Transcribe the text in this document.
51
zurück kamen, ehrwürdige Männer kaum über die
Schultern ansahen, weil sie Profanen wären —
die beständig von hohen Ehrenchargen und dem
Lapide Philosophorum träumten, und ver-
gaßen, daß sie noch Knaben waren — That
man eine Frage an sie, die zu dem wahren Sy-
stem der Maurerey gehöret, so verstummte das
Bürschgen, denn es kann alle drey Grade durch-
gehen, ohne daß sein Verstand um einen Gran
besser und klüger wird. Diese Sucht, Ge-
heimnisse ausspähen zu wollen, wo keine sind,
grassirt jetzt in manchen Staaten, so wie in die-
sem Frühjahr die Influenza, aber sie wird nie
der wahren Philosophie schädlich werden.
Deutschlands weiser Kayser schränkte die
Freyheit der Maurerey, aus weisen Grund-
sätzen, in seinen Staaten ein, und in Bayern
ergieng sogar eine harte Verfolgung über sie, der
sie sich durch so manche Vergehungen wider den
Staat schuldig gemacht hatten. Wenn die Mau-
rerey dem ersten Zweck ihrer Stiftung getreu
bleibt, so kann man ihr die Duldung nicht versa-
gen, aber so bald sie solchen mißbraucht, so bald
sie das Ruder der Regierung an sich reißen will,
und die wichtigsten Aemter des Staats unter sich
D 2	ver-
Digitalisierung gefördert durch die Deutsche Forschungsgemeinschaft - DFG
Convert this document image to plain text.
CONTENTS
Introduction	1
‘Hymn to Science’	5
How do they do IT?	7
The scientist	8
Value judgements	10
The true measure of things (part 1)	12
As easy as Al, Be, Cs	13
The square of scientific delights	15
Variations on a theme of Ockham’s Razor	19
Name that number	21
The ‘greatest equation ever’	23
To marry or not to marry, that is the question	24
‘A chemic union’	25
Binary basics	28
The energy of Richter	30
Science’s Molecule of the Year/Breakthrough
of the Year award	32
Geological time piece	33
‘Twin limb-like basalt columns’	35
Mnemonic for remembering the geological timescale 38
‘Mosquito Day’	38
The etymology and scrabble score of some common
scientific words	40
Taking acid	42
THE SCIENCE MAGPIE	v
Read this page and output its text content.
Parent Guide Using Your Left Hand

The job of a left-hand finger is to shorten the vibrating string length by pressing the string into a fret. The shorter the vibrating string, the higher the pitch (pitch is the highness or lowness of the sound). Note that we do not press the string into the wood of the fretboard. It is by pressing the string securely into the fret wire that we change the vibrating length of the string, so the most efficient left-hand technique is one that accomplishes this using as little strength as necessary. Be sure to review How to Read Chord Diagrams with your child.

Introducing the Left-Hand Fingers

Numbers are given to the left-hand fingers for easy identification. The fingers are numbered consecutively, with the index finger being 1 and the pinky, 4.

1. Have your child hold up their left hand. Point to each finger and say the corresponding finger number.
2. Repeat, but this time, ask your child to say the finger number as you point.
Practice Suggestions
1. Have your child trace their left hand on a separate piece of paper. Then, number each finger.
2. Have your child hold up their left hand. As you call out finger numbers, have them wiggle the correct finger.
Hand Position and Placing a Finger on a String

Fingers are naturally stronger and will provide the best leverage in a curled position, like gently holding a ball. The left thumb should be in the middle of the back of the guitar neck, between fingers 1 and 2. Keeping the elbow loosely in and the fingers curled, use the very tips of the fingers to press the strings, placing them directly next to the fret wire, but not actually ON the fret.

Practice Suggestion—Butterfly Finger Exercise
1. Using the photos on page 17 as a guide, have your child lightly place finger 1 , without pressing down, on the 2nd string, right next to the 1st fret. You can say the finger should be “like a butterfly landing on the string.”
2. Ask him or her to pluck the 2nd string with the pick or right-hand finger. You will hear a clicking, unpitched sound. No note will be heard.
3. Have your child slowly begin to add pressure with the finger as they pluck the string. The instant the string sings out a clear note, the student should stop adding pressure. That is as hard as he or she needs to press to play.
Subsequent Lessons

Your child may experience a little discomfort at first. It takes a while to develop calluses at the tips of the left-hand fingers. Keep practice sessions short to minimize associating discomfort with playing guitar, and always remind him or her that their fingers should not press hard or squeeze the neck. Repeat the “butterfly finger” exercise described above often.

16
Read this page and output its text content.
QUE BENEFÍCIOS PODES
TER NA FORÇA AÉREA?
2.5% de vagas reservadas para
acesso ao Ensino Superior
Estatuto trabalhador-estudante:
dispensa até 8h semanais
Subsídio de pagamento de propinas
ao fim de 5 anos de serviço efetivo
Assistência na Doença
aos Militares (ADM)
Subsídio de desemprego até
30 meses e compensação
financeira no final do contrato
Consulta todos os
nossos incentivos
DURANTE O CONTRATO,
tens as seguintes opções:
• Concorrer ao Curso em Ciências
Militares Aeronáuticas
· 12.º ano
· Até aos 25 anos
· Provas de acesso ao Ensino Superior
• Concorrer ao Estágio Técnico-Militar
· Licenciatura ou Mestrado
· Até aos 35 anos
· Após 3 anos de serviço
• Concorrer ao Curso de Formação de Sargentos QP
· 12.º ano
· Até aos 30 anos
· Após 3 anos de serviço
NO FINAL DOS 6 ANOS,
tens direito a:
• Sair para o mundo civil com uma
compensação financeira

Task:
Nothing should be left out: repeat all of the data exactly.

Written solution:
Transcribe the text in this document.
51
zurück kamen, ehrwürdige Männer kaum über die
Schultern ansahen, weil sie Profanen wären —
die beständig von hohen Ehrenchargen und dem
Lapide Philosophorum träumten, und ver-
gaßen, daß sie noch Knaben waren — That
man eine Frage an sie, die zu dem wahren Sy-
stem der Maurerey gehöret, so verstummte das
Bürschgen, denn es kann alle drey Grade durch-
gehen, ohne daß sein Verstand um einen Gran
besser und klüger wird. Diese Sucht, Ge-
heimnisse ausspähen zu wollen, wo keine sind,
grassirt jetzt in manchen Staaten, so wie in die-
sem Frühjahr die Influenza, aber sie wird nie
der wahren Philosophie schädlich werden.
Deutschlands weiser Kayser schränkte die
Freyheit der Maurerey, aus weisen Grund-
sätzen, in seinen Staaten ein, und in Bayern
ergieng sogar eine harte Verfolgung über sie, der
sie sich durch so manche Vergehungen wider den
Staat schuldig gemacht hatten. Wenn die Mau-
rerey dem ersten Zweck ihrer Stiftung getreu
bleibt, so kann man ihr die Duldung nicht versa-
gen, aber so bald sie solchen mißbraucht, so bald
sie das Ruder der Regierung an sich reißen will,
und die wichtigsten Aemter des Staats unter sich
D 2	ver-
Digitalisierung gefördert durch die Deutsche Forschungsgemeinschaft - DFG
Convert this document image to plain text.
CONTENTS
Introduction	1
‘Hymn to Science’	5
How do they do IT?	7
The scientist	8
Value judgements	10
The true measure of things (part 1)	12
As easy as Al, Be, Cs	13
The square of scientific delights	15
Variations on a theme of Ockham’s Razor	19
Name that number	21
The ‘greatest equation ever’	23
To marry or not to marry, that is the question	24
‘A chemic union’	25
Binary basics	28
The energy of Richter	30
Science’s Molecule of the Year/Breakthrough
of the Year award	32
Geological time piece	33
‘Twin limb-like basalt columns’	35
Mnemonic for remembering the geological timescale 38
‘Mosquito Day’	38
The etymology and scrabble score of some common
scientific words	40
Taking acid	42
THE SCIENCE MAGPIE	v
Read this page and output its text content.
Parent Guide Using Your Left Hand

The job of a left-hand finger is to shorten the vibrating string length by pressing the string into a fret. The shorter the vibrating string, the higher the pitch (pitch is the highness or lowness of the sound). Note that we do not press the string into the wood of the fretboard. It is by pressing the string securely into the fret wire that we change the vibrating length of the string, so the most efficient left-hand technique is one that accomplishes this using as little strength as necessary. Be sure to review How to Read Chord Diagrams with your child.

Introducing the Left-Hand Fingers

Numbers are given to the left-hand fingers for easy identification. The fingers are numbered consecutively, with the index finger being 1 and the pinky, 4.

1. Have your child hold up their left hand. Point to each finger and say the corresponding finger number.
2. Repeat, but this time, ask your child to say the finger number as you point.
Practice Suggestions
1. Have your child trace their left hand on a separate piece of paper. Then, number each finger.
2. Have your child hold up their left hand. As you call out finger numbers, have them wiggle the correct finger.
Hand Position and Placing a Finger on a String

Fingers are naturally stronger and will provide the best leverage in a curled position, like gently holding a ball. The left thumb should be in the middle of the back of the guitar neck, between fingers 1 and 2. Keeping the elbow loosely in and the fingers curled, use the very tips of the fingers to press the strings, placing them directly next to the fret wire, but not actually ON the fret.

Practice Suggestion—Butterfly Finger Exercise
1. Using the photos on page 17 as a guide, have your child lightly place finger 1 , without pressing down, on the 2nd string, right next to the 1st fret. You can say the finger should be “like a butterfly landing on the string.”
2. Ask him or her to pluck the 2nd string with the pick or right-hand finger. You will hear a clicking, unpitched sound. No note will be heard.
3. Have your child slowly begin to add pressure with the finger as they pluck the string. The instant the string sings out a clear note, the student should stop adding pressure. That is as hard as he or she needs to press to play.
Subsequent Lessons

Your child may experience a little discomfort at first. It takes a while to develop calluses at the tips of the left-hand fingers. Keep practice sessions short to minimize associating discomfort with playing guitar, and always remind him or her that their fingers should not press hard or squeeze the neck. Repeat the “butterfly finger” exercise described above often.

16
Read this page and output its text content.
QUE BENEFÍCIOS PODES
TER NA FORÇA AÉREA?
2.5% de vagas reservadas para
acesso ao Ensino Superior
Estatuto trabalhador-estudante:
dispensa até 8h semanais
Subsídio de pagamento de propinas
ao fim de 5 anos de serviço efetivo
Assistência na Doença
aos Militares (ADM)
Subsídio de desemprego até
30 meses e compensação
financeira no final do contrato
Consulta todos os
nossos incentivos
DURANTE O CONTRATO,
tens as seguintes opções:
• Concorrer ao Curso em Ciências
Militares Aeronáuticas
· 12.º ano
· Até aos 25 anos
· Provas de acesso ao Ensino Superior
• Concorrer ao Estágio Técnico-Militar
· Licenciatura ou Mestrado
· Até aos 35 anos
· Após 3 anos de serviço
• Concorrer ao Curso de Formação de Sargentos QP
· 12.º ano
· Até aos 30 anos
· Após 3 anos de serviço
NO FINAL DOS 6 ANOS,
tens direito a:
• Sair para o mundo civil com uma
compensação financeira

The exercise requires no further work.